◆ **Written request**: Below are some records: retype them all exactly, but not the pictures.

◆ **Listing**:
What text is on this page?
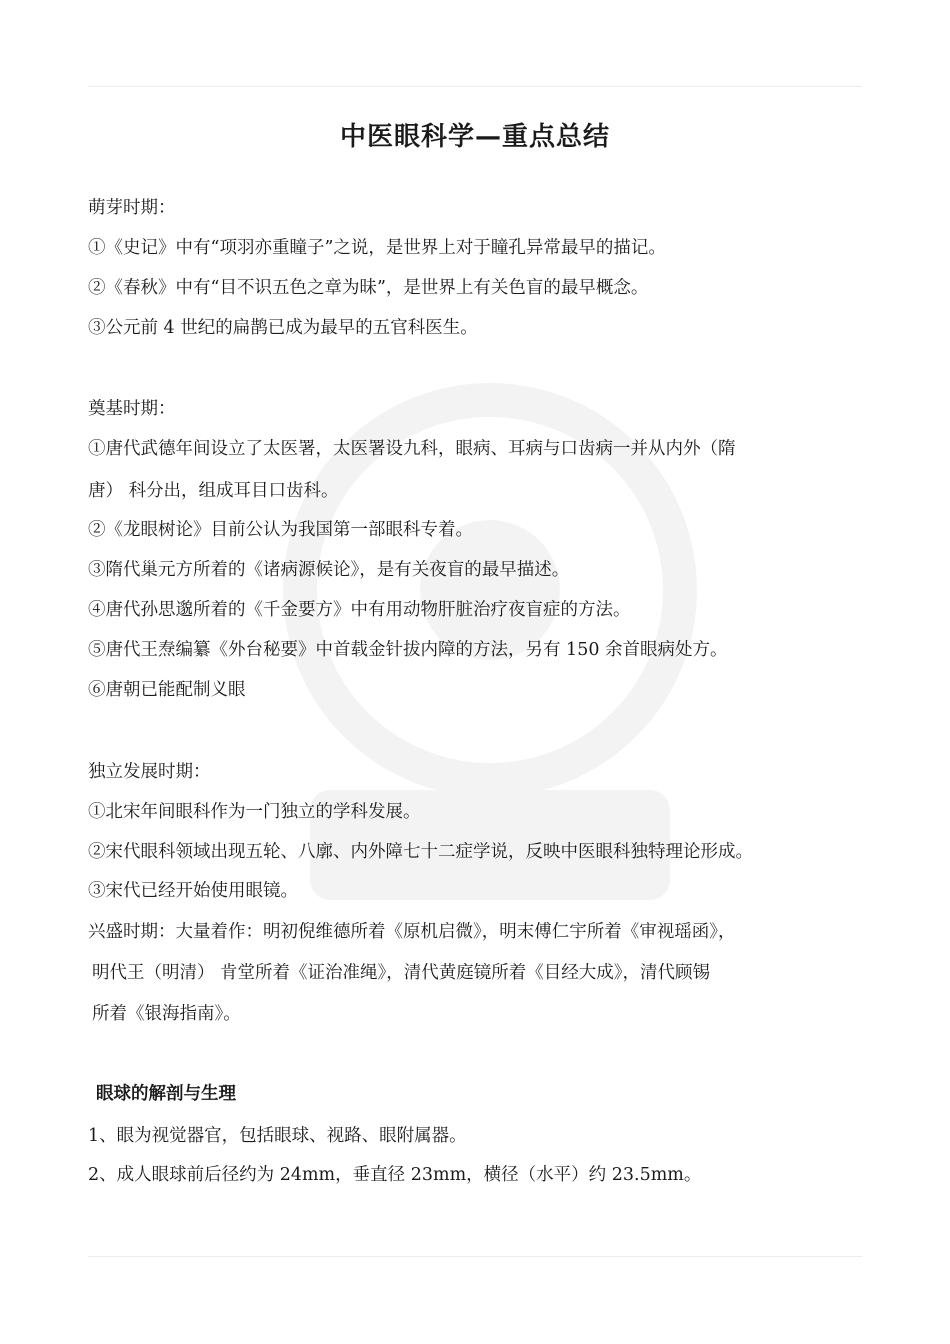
中医眼科学—重点总结
萌芽时期：
①《史记》中有“项羽亦重瞳子”之说，是世界上对于瞳孔异常最早的描记。
②《春秋》中有“目不识五色之章为昧”，是世界上有关色盲的最早概念。
③公元前 4 世纪的扁鹊已成为最早的五官科医生。
奠基时期：
①唐代武德年间设立了太医署，太医署设九科，眼病、耳病与口齿病一并从内外（隋
唐） 科分出，组成耳目口齿科。
②《龙眼树论》目前公认为我国第一部眼科专着。
③隋代巢元方所着的《诸病源候论》，是有关夜盲的最早描述。
④唐代孙思邈所着的《千金要方》中有用动物肝脏治疗夜盲症的方法。
⑤唐代王焘编纂《外台秘要》中首载金针拔内障的方法，另有 150 余首眼病处方。
⑥唐朝已能配制义眼
独立发展时期：
①北宋年间眼科作为一门独立的学科发展。
②宋代眼科领域出现五轮、八廓、内外障七十二症学说，反映中医眼科独特理论形成。
③宋代已经开始使用眼镜。
兴盛时期：大量着作：明初倪维德所着《原机启微》，明末傅仁宇所着《审视瑶函》，
明代王（明清） 肯堂所着《证治准绳》，清代黄庭镜所着《目经大成》，清代顾锡
所着《银海指南》。
眼球的解剖与生理
1、眼为视觉器官，包括眼球、视路、眼附属器。
2、成人眼球前后径约为 24mm，垂直径 23mm，横径（水平）约 23.5mm。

◆ **Expected output**:
What text is on this page?
中医眼科学—重点总结
萌芽时期：
①《史记》中有“项羽亦重瞳子”之说，是世界上对于瞳孔异常最早的描记。
②《春秋》中有“目不识五色之章为昧”，是世界上有关色盲的最早概念。
③公元前 4 世纪的扁鹊已成为最早的五官科医生。
奠基时期：
①唐代武德年间设立了太医署，太医署设九科，眼病、耳病与口齿病一并从内外（隋
唐） 科分出，组成耳目口齿科。
②《龙眼树论》目前公认为我国第一部眼科专着。
③隋代巢元方所着的《诸病源候论》，是有关夜盲的最早描述。
④唐代孙思邈所着的《千金要方》中有用动物肝脏治疗夜盲症的方法。
⑤唐代王焘编纂《外台秘要》中首载金针拔内障的方法，另有 150 余首眼病处方。
⑥唐朝已能配制义眼
独立发展时期：
①北宋年间眼科作为一门独立的学科发展。
②宋代眼科领域出现五轮、八廓、内外障七十二症学说，反映中医眼科独特理论形成。
③宋代已经开始使用眼镜。
兴盛时期：大量着作：明初倪维德所着《原机启微》，明末傅仁宇所着《审视瑶函》，
明代王（明清） 肯堂所着《证治准绳》，清代黄庭镜所着《目经大成》，清代顾锡
所着《银海指南》。
眼球的解剖与生理
1、眼为视觉器官，包括眼球、视路、眼附属器。
2、成人眼球前后径约为 24mm，垂直径 23mm，横径（水平）约 23.5mm。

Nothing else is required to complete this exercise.